> [Exercise prompt]: Set down the full listing exactly, character for character.

> [Listed entries]:
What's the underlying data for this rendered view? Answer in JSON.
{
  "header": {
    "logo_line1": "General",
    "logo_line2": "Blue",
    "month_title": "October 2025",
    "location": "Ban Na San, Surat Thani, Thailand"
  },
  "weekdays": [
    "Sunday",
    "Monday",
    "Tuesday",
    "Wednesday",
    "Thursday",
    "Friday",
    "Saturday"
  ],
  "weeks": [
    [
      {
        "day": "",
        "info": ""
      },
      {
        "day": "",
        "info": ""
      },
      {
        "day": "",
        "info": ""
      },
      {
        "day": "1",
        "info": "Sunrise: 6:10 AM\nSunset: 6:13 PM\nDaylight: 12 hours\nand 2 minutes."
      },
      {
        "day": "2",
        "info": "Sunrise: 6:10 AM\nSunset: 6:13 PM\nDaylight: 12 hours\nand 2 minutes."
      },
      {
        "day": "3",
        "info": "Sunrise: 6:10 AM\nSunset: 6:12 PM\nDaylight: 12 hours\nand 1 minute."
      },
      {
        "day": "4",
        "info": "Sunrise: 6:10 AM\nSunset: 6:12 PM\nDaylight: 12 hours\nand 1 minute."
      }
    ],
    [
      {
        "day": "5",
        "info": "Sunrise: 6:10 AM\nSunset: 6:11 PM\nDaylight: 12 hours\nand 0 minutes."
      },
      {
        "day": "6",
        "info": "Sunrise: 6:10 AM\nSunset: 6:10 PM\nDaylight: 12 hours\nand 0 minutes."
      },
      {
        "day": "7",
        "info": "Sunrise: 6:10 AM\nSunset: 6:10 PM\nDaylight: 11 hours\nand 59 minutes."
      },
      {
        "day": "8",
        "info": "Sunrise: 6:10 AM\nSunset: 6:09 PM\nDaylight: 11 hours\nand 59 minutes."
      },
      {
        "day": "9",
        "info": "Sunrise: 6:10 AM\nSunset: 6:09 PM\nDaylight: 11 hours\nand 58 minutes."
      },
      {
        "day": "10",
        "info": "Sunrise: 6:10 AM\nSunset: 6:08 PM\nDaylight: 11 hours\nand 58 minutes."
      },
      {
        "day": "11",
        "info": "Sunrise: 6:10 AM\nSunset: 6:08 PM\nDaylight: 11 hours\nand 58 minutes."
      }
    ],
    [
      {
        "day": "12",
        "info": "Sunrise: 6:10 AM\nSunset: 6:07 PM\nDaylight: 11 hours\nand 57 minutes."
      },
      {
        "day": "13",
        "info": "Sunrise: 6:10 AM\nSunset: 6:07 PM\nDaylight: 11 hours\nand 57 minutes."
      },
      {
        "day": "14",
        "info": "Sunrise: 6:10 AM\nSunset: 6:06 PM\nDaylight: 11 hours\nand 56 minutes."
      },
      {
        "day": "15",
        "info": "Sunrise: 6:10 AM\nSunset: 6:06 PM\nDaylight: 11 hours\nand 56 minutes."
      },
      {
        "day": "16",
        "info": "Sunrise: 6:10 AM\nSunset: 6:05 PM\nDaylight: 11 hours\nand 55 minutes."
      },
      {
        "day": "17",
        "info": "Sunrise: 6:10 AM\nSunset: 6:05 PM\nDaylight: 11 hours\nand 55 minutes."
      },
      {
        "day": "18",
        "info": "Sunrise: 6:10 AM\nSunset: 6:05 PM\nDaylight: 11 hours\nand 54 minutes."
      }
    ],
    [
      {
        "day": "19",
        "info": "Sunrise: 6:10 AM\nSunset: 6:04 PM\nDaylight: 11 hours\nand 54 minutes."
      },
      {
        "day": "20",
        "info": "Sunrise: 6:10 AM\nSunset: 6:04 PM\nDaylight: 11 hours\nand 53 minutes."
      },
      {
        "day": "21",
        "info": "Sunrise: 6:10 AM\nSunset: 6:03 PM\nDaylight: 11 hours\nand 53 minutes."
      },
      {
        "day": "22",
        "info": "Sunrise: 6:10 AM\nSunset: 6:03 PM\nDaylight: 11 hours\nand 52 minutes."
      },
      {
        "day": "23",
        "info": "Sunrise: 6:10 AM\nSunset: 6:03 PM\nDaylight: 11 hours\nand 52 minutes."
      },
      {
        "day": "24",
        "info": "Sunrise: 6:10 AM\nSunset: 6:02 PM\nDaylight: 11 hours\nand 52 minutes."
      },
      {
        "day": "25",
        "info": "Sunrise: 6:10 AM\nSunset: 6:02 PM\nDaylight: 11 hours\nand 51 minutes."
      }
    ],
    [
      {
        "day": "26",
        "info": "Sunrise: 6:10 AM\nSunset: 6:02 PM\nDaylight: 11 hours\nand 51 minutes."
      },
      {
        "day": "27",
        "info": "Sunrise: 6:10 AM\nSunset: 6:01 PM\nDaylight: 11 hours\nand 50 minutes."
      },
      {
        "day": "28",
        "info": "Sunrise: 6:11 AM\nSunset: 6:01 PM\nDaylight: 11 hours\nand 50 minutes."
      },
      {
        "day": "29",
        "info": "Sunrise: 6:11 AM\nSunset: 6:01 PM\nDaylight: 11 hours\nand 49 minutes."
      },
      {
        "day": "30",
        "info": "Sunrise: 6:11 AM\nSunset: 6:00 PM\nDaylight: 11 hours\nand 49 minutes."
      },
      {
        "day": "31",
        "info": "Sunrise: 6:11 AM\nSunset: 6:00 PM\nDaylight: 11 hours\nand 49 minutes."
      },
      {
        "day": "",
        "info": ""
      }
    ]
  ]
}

> [Task answer]:
What's the underlying data for this rendered view? Answer in JSON.
{
  "header": {
    "logo_line1": "General",
    "logo_line2": "Blue",
    "month_title": "October 2025",
    "location": "Ban Na San, Surat Thani, Thailand"
  },
  "weekdays": [
    "Sunday",
    "Monday",
    "Tuesday",
    "Wednesday",
    "Thursday",
    "Friday",
    "Saturday"
  ],
  "weeks": [
    [
      {
        "day": "",
        "info": ""
      },
      {
        "day": "",
        "info": ""
      },
      {
        "day": "",
        "info": ""
      },
      {
        "day": "1",
        "info": "Sunrise: 6:10 AM\nSunset: 6:13 PM\nDaylight: 12 hours\nand 2 minutes."
      },
      {
        "day": "2",
        "info": "Sunrise: 6:10 AM\nSunset: 6:13 PM\nDaylight: 12 hours\nand 2 minutes."
      },
      {
        "day": "3",
        "info": "Sunrise: 6:10 AM\nSunset: 6:12 PM\nDaylight: 12 hours\nand 1 minute."
      },
      {
        "day": "4",
        "info": "Sunrise: 6:10 AM\nSunset: 6:12 PM\nDaylight: 12 hours\nand 1 minute."
      }
    ],
    [
      {
        "day": "5",
        "info": "Sunrise: 6:10 AM\nSunset: 6:11 PM\nDaylight: 12 hours\nand 0 minutes."
      },
      {
        "day": "6",
        "info": "Sunrise: 6:10 AM\nSunset: 6:10 PM\nDaylight: 12 hours\nand 0 minutes."
      },
      {
        "day": "7",
        "info": "Sunrise: 6:10 AM\nSunset: 6:10 PM\nDaylight: 11 hours\nand 59 minutes."
      },
      {
        "day": "8",
        "info": "Sunrise: 6:10 AM\nSunset: 6:09 PM\nDaylight: 11 hours\nand 59 minutes."
      },
      {
        "day": "9",
        "info": "Sunrise: 6:10 AM\nSunset: 6:09 PM\nDaylight: 11 hours\nand 58 minutes."
      },
      {
        "day": "10",
        "info": "Sunrise: 6:10 AM\nSunset: 6:08 PM\nDaylight: 11 hours\nand 58 minutes."
      },
      {
        "day": "11",
        "info": "Sunrise: 6:10 AM\nSunset: 6:08 PM\nDaylight: 11 hours\nand 58 minutes."
      }
    ],
    [
      {
        "day": "12",
        "info": "Sunrise: 6:10 AM\nSunset: 6:07 PM\nDaylight: 11 hours\nand 57 minutes."
      },
      {
        "day": "13",
        "info": "Sunrise: 6:10 AM\nSunset: 6:07 PM\nDaylight: 11 hours\nand 57 minutes."
      },
      {
        "day": "14",
        "info": "Sunrise: 6:10 AM\nSunset: 6:06 PM\nDaylight: 11 hours\nand 56 minutes."
      },
      {
        "day": "15",
        "info": "Sunrise: 6:10 AM\nSunset: 6:06 PM\nDaylight: 11 hours\nand 56 minutes."
      },
      {
        "day": "16",
        "info": "Sunrise: 6:10 AM\nSunset: 6:05 PM\nDaylight: 11 hours\nand 55 minutes."
      },
      {
        "day": "17",
        "info": "Sunrise: 6:10 AM\nSunset: 6:05 PM\nDaylight: 11 hours\nand 55 minutes."
      },
      {
        "day": "18",
        "info": "Sunrise: 6:10 AM\nSunset: 6:05 PM\nDaylight: 11 hours\nand 54 minutes."
      }
    ],
    [
      {
        "day": "19",
        "info": "Sunrise: 6:10 AM\nSunset: 6:04 PM\nDaylight: 11 hours\nand 54 minutes."
      },
      {
        "day": "20",
        "info": "Sunrise: 6:10 AM\nSunset: 6:04 PM\nDaylight: 11 hours\nand 53 minutes."
      },
      {
        "day": "21",
        "info": "Sunrise: 6:10 AM\nSunset: 6:03 PM\nDaylight: 11 hours\nand 53 minutes."
      },
      {
        "day": "22",
        "info": "Sunrise: 6:10 AM\nSunset: 6:03 PM\nDaylight: 11 hours\nand 52 minutes."
      },
      {
        "day": "23",
        "info": "Sunrise: 6:10 AM\nSunset: 6:03 PM\nDaylight: 11 hours\nand 52 minutes."
      },
      {
        "day": "24",
        "info": "Sunrise: 6:10 AM\nSunset: 6:02 PM\nDaylight: 11 hours\nand 52 minutes."
      },
      {
        "day": "25",
        "info": "Sunrise: 6:10 AM\nSunset: 6:02 PM\nDaylight: 11 hours\nand 51 minutes."
      }
    ],
    [
      {
        "day": "26",
        "info": "Sunrise: 6:10 AM\nSunset: 6:02 PM\nDaylight: 11 hours\nand 51 minutes."
      },
      {
        "day": "27",
        "info": "Sunrise: 6:10 AM\nSunset: 6:01 PM\nDaylight: 11 hours\nand 50 minutes."
      },
      {
        "day": "28",
        "info": "Sunrise: 6:11 AM\nSunset: 6:01 PM\nDaylight: 11 hours\nand 50 minutes."
      },
      {
        "day": "29",
        "info": "Sunrise: 6:11 AM\nSunset: 6:01 PM\nDaylight: 11 hours\nand 49 minutes."
      },
      {
        "day": "30",
        "info": "Sunrise: 6:11 AM\nSunset: 6:00 PM\nDaylight: 11 hours\nand 49 minutes."
      },
      {
        "day": "31",
        "info": "Sunrise: 6:11 AM\nSunset: 6:00 PM\nDaylight: 11 hours\nand 49 minutes."
      },
      {
        "day": "",
        "info": ""
      }
    ]
  ]
}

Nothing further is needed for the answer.